---------- Available data ----------
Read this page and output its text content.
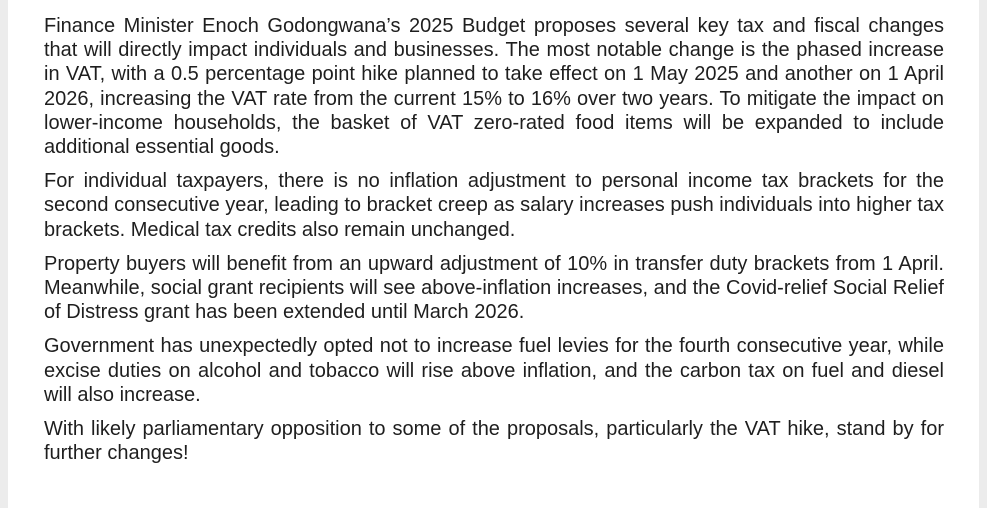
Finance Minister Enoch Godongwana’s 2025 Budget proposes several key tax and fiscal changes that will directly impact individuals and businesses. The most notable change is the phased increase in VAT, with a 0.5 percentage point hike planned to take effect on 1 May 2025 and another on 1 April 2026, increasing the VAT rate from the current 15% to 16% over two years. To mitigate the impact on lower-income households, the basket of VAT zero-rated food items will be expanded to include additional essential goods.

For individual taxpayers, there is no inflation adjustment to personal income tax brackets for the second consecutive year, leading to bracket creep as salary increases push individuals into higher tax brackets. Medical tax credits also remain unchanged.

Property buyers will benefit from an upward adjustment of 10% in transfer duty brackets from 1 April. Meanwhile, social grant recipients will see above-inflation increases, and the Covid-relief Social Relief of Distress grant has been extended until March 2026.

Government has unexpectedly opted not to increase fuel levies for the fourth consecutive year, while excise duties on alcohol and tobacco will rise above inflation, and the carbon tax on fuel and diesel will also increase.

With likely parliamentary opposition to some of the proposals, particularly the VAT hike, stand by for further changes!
----------
_Do this_
Images in the data above are to be skipped. Retype all other material exactly.

_Response for this exercise_
Read this page and output its text content.
Finance Minister Enoch Godongwana’s 2025 Budget proposes several key tax and fiscal changes that will directly impact individuals and businesses. The most notable change is the phased increase in VAT, with a 0.5 percentage point hike planned to take effect on 1 May 2025 and another on 1 April 2026, increasing the VAT rate from the current 15% to 16% over two years. To mitigate the impact on lower-income households, the basket of VAT zero-rated food items will be expanded to include additional essential goods.

For individual taxpayers, there is no inflation adjustment to personal income tax brackets for the second consecutive year, leading to bracket creep as salary increases push individuals into higher tax brackets. Medical tax credits also remain unchanged.

Property buyers will benefit from an upward adjustment of 10% in transfer duty brackets from 1 April. Meanwhile, social grant recipients will see above-inflation increases, and the Covid-relief Social Relief of Distress grant has been extended until March 2026.

Government has unexpectedly opted not to increase fuel levies for the fourth consecutive year, while excise duties on alcohol and tobacco will rise above inflation, and the carbon tax on fuel and diesel will also increase.

With likely parliamentary opposition to some of the proposals, particularly the VAT hike, stand by for further changes!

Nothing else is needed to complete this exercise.